# [Task statement]
Reply only with how many lines contain the word "color".

+++ Records for the task

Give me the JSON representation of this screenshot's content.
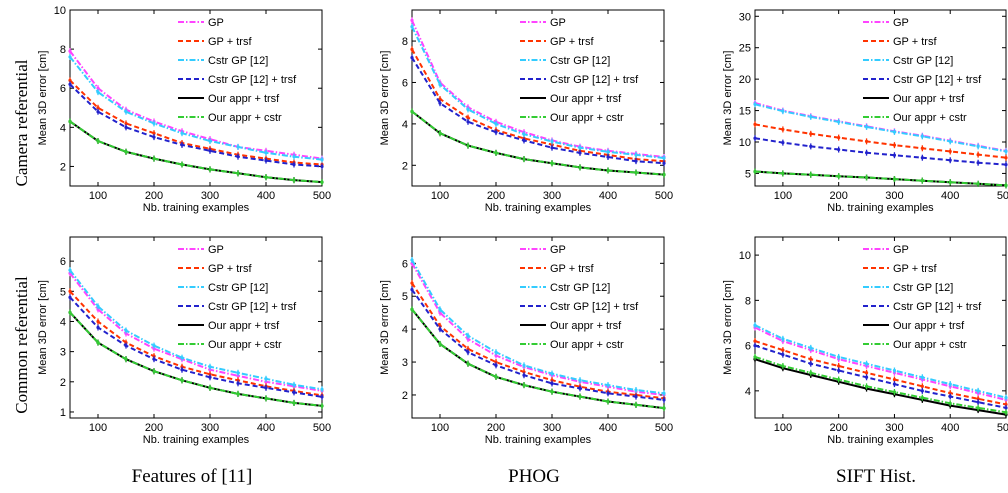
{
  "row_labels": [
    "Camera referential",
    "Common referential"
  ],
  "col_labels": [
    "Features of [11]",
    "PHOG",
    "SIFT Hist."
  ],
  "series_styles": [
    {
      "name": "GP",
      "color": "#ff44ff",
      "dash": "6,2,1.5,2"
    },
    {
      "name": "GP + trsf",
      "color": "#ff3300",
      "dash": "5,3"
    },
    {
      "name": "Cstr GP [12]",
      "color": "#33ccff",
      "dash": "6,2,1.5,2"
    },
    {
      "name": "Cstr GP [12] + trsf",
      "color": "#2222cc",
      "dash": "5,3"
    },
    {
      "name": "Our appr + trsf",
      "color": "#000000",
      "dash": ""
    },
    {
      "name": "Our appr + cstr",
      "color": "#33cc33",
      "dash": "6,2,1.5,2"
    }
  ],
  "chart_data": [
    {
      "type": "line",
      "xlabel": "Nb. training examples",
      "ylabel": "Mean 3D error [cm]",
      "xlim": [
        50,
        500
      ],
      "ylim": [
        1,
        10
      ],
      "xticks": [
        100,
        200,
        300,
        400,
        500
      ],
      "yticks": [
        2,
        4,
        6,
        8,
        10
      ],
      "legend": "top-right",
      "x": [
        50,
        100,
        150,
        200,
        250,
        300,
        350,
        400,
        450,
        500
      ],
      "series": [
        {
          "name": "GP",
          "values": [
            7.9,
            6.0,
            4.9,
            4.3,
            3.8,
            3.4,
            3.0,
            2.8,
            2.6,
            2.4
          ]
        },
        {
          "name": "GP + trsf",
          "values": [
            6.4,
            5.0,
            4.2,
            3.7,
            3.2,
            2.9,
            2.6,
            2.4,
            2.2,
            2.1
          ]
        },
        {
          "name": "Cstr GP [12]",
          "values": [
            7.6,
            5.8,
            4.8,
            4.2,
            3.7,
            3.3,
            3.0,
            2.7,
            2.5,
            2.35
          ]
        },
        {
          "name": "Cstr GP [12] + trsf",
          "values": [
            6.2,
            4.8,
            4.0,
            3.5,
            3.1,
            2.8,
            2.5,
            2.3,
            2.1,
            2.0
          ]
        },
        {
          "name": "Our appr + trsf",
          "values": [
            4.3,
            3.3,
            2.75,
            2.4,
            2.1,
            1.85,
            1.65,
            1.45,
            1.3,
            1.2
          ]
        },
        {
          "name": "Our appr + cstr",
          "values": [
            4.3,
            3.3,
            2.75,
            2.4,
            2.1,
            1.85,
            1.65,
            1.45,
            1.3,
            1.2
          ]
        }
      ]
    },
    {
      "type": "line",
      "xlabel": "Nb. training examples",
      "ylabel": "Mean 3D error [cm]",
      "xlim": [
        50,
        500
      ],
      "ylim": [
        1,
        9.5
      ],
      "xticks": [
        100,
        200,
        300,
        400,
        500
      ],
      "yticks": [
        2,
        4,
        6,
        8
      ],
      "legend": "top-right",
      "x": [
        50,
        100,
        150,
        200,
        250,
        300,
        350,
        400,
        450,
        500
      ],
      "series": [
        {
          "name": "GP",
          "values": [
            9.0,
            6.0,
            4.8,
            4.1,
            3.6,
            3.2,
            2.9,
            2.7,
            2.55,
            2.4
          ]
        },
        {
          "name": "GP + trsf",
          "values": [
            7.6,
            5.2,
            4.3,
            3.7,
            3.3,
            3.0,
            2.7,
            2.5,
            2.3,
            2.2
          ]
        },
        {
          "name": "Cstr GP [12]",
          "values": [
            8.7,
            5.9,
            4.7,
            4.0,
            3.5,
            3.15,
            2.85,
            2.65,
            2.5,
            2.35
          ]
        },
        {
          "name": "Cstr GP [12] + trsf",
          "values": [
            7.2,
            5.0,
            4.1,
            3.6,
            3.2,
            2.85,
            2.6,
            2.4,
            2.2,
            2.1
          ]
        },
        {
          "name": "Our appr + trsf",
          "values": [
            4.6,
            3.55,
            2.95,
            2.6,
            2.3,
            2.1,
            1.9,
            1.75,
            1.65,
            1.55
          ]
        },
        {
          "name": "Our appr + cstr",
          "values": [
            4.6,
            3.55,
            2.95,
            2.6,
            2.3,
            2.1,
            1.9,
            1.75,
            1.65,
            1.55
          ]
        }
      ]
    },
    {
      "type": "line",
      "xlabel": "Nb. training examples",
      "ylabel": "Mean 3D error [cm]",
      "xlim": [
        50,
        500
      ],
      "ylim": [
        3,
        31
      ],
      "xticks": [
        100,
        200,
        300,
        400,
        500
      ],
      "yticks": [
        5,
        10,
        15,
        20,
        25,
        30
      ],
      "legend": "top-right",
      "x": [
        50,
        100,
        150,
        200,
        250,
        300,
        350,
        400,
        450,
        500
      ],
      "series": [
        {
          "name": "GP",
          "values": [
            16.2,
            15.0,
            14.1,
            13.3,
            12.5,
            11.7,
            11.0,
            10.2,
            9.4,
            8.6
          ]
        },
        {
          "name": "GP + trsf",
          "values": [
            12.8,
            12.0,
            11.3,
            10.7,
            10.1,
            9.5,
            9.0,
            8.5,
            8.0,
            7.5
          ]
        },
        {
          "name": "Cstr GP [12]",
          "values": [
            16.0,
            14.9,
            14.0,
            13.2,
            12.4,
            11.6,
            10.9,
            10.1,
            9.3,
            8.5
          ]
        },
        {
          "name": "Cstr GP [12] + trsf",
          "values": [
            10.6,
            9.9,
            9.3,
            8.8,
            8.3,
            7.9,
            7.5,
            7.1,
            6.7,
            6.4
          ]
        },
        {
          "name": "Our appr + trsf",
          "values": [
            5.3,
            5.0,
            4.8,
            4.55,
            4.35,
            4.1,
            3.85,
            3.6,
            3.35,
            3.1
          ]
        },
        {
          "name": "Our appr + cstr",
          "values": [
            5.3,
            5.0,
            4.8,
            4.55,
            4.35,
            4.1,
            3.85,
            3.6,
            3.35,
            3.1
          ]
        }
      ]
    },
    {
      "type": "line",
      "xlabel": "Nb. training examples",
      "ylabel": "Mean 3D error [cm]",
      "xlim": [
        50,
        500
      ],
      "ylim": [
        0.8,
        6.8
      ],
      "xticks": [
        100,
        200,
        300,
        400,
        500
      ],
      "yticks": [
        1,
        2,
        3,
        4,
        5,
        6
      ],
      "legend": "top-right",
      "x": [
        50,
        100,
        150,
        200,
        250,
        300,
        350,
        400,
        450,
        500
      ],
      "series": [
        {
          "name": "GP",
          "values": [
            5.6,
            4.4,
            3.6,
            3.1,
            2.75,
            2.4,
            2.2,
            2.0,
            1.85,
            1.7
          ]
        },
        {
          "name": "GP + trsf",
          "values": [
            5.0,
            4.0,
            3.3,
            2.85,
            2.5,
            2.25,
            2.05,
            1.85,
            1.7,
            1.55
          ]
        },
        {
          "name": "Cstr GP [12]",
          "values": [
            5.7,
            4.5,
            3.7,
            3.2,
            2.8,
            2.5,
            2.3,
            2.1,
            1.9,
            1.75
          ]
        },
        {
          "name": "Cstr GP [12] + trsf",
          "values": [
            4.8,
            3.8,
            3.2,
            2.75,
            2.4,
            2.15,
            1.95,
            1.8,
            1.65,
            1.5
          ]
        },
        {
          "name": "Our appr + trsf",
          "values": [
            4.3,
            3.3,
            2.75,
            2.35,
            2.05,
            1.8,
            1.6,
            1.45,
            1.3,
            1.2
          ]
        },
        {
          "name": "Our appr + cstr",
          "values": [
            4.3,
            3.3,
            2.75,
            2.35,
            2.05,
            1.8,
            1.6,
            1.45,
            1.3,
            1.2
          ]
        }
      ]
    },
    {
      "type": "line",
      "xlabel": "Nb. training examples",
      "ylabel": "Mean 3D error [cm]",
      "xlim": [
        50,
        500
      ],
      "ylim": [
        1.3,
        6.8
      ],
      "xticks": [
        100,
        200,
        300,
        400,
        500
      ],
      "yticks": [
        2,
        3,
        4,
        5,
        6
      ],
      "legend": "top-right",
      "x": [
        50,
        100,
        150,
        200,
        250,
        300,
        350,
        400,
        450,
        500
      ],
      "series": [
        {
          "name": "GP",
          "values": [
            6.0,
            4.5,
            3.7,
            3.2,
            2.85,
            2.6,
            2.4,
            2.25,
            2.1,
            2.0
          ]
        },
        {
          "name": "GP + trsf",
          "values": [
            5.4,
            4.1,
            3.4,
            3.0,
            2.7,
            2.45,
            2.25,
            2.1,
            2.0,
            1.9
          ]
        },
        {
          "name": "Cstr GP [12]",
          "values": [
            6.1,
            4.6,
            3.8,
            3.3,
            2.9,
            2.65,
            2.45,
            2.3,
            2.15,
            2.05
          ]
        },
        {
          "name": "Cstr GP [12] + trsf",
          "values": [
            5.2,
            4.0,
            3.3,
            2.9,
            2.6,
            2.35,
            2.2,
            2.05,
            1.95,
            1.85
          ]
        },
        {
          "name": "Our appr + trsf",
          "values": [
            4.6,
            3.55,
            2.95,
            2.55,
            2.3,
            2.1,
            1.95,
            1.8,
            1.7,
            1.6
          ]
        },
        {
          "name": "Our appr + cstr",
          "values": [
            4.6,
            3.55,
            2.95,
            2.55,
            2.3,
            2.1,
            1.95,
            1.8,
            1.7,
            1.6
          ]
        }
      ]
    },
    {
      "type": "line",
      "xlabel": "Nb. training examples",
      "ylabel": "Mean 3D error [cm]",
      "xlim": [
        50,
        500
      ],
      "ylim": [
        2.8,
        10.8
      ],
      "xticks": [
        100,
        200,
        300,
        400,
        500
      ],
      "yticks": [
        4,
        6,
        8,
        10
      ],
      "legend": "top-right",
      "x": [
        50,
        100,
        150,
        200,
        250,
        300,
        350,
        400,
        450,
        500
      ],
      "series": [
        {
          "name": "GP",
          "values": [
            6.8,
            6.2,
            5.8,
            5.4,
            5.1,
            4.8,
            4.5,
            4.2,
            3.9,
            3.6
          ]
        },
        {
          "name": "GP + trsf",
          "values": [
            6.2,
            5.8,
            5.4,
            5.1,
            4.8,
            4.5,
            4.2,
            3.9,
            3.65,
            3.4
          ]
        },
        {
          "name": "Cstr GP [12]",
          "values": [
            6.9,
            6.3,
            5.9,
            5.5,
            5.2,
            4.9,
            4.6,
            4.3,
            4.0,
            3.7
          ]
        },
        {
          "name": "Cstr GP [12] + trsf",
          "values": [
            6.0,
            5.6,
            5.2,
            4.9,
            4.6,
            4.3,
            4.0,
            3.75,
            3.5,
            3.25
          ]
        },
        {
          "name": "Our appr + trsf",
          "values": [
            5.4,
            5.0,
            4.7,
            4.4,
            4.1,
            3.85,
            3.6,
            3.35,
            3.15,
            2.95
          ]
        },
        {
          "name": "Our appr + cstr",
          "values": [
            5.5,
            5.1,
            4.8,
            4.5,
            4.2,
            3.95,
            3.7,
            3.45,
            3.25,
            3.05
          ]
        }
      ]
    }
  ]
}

++++++

# [Task output]
6